Data for processing ::
= = =
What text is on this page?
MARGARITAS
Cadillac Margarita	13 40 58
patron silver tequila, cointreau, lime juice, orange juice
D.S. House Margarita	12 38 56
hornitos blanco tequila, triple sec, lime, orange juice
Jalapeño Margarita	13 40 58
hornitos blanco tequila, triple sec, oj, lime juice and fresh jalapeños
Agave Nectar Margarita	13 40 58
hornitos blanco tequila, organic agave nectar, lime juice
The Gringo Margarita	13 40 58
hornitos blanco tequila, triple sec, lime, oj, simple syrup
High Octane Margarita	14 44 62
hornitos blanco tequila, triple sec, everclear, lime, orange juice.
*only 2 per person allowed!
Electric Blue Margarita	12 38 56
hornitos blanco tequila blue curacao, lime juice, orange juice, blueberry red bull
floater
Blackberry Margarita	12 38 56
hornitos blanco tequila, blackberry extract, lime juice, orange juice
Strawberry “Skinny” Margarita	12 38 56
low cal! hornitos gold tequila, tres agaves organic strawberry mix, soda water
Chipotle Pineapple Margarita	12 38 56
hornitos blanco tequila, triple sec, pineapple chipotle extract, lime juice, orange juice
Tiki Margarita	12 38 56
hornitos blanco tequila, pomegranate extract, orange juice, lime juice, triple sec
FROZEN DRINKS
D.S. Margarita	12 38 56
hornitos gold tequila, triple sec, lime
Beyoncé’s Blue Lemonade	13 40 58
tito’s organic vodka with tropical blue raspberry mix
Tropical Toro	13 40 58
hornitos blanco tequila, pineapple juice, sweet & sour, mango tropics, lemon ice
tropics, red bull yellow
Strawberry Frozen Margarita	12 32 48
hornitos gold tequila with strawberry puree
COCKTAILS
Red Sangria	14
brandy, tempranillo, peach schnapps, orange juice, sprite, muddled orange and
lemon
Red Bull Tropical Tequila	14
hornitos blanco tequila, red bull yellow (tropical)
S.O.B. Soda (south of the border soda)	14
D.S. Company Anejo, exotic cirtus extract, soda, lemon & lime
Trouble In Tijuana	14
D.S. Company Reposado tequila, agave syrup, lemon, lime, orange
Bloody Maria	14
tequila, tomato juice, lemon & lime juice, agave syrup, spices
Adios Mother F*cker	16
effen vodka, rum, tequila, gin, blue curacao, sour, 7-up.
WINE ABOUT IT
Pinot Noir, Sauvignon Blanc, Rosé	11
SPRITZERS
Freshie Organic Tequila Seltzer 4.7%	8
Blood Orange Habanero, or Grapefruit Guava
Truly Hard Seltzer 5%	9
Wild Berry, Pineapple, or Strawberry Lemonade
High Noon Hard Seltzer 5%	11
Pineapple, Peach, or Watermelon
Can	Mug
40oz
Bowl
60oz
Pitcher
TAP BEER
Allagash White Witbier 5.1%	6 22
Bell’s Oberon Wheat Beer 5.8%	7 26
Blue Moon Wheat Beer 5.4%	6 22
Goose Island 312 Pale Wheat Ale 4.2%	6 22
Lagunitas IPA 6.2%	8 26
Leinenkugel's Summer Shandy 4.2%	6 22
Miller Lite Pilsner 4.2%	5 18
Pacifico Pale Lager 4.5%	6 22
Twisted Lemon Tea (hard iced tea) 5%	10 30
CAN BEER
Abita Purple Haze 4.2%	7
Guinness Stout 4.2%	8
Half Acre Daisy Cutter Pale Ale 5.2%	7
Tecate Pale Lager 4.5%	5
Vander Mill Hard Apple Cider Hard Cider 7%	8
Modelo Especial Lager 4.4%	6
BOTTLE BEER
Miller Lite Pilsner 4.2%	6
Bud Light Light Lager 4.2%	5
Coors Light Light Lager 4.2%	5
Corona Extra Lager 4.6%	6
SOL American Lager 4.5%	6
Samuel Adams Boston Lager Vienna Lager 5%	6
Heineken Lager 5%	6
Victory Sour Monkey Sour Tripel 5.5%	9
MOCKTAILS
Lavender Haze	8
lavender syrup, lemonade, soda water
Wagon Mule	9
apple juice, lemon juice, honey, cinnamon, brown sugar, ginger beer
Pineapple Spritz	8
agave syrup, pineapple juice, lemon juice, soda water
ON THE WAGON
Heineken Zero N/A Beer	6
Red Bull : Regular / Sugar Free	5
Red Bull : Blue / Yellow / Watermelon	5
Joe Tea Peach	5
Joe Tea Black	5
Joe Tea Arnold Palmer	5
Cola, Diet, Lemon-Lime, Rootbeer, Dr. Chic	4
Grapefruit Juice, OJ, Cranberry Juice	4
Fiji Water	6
= = =
Exercise details :: Using the listing above, state the number of lines that hold "vodka", with no other text.

Solved problem :: 2